What to produce: Report the count of lines below that include "violence", without any other text.

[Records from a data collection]
+-------+

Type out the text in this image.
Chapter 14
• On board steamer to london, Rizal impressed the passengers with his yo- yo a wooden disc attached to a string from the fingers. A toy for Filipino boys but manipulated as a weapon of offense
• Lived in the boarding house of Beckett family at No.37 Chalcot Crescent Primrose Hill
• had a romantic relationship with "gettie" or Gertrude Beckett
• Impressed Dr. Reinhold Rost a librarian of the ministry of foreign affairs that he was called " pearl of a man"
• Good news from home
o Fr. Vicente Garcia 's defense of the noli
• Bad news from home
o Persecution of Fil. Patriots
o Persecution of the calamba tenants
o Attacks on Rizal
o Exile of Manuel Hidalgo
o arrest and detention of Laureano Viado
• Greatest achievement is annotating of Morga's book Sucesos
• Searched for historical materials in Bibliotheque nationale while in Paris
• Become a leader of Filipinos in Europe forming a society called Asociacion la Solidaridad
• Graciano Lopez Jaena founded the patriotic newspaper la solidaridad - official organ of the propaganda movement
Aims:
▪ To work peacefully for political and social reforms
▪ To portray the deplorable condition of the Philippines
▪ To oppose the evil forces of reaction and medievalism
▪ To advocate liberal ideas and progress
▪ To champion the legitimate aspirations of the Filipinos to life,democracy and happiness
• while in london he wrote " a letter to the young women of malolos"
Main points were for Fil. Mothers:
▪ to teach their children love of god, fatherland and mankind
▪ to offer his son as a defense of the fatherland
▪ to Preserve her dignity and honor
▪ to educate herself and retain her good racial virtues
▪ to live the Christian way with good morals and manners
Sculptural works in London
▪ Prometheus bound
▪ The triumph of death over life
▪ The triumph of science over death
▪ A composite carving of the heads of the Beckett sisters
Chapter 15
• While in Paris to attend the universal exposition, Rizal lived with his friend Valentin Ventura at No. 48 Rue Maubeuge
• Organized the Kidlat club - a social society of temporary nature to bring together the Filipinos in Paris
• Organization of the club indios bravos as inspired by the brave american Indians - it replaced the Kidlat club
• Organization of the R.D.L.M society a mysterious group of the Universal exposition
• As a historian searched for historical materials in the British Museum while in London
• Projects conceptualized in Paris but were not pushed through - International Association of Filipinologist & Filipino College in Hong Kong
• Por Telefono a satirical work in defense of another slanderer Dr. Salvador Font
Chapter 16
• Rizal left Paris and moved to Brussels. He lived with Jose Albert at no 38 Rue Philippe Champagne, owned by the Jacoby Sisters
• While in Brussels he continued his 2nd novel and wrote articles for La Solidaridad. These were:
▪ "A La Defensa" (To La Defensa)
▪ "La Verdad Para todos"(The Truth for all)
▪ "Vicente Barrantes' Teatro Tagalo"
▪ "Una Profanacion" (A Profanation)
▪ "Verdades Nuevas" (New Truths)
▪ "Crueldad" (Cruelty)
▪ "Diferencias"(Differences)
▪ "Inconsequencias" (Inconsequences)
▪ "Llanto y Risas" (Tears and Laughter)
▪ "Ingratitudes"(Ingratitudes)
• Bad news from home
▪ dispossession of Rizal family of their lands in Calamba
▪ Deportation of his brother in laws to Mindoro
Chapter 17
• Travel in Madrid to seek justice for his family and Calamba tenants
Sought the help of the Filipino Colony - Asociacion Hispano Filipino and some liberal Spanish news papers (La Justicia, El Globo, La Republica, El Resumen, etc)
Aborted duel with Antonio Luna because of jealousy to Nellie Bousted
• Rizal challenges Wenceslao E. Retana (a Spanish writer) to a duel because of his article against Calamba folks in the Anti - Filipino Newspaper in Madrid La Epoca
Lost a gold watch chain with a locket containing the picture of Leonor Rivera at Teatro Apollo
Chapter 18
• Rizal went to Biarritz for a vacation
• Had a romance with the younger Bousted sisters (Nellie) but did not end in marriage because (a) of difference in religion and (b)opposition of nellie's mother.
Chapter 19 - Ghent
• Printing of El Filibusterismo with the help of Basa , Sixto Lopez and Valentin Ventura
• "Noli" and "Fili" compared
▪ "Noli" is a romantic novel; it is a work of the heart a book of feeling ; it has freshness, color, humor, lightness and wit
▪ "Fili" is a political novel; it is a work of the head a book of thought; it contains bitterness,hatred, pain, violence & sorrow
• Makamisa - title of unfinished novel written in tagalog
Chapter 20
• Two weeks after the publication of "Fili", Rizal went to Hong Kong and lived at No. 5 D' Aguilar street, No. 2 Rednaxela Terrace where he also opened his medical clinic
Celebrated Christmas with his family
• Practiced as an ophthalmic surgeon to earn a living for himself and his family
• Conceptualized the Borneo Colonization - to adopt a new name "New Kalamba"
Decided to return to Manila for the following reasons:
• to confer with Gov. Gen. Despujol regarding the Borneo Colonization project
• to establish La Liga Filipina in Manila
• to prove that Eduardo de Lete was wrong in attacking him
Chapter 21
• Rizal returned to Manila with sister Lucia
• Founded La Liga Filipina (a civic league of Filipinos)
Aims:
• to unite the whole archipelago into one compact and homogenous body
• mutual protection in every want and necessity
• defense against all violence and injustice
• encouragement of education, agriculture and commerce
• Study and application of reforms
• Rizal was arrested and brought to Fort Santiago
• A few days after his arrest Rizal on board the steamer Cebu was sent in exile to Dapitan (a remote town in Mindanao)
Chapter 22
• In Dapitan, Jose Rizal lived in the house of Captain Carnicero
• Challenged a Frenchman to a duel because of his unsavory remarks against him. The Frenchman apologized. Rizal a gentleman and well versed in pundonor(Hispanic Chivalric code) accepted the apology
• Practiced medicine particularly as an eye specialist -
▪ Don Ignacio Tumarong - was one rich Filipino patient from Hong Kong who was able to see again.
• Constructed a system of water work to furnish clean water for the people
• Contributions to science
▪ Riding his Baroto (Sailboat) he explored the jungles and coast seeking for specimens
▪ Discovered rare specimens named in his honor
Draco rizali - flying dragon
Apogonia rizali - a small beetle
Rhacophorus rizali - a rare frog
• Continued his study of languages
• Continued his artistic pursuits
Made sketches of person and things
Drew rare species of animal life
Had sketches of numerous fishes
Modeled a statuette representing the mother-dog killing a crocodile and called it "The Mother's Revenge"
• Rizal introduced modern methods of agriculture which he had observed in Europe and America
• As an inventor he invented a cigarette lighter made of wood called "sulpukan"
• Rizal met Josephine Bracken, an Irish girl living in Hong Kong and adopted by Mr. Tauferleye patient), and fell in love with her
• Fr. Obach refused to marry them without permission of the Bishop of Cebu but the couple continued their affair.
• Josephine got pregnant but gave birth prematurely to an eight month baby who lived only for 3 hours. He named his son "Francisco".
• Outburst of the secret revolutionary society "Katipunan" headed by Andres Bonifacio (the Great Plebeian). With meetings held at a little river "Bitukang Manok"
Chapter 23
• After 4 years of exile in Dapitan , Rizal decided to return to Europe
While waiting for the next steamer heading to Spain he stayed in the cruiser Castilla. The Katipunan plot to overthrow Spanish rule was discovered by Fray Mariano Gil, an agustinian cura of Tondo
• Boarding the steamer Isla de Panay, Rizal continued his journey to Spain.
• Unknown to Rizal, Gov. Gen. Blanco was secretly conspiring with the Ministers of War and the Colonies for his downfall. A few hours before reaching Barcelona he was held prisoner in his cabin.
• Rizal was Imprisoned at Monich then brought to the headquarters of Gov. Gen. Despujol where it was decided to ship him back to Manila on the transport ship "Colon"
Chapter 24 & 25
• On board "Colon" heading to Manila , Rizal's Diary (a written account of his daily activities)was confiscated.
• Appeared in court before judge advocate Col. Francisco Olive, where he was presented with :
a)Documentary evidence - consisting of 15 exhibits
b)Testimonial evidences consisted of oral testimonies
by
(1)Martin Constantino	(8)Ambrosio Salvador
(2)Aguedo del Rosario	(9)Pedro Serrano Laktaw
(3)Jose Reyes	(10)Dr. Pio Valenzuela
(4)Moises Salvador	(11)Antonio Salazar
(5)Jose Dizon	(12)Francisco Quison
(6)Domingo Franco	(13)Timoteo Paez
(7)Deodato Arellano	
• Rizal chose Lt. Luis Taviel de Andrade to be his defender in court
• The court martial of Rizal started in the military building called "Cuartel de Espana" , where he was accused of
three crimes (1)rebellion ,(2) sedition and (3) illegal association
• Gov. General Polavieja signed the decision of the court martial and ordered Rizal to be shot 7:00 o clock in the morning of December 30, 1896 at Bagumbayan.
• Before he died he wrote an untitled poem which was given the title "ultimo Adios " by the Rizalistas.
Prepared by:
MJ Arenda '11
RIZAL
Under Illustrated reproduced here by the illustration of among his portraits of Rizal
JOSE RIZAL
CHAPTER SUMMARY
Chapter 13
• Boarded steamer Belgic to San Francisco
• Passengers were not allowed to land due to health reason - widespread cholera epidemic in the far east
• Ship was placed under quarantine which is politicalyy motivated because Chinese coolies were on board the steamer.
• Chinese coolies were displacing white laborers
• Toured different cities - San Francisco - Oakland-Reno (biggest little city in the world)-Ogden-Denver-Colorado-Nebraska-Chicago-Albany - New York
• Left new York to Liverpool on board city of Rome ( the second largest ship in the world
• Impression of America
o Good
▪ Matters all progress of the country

+-------+

Task answer: 2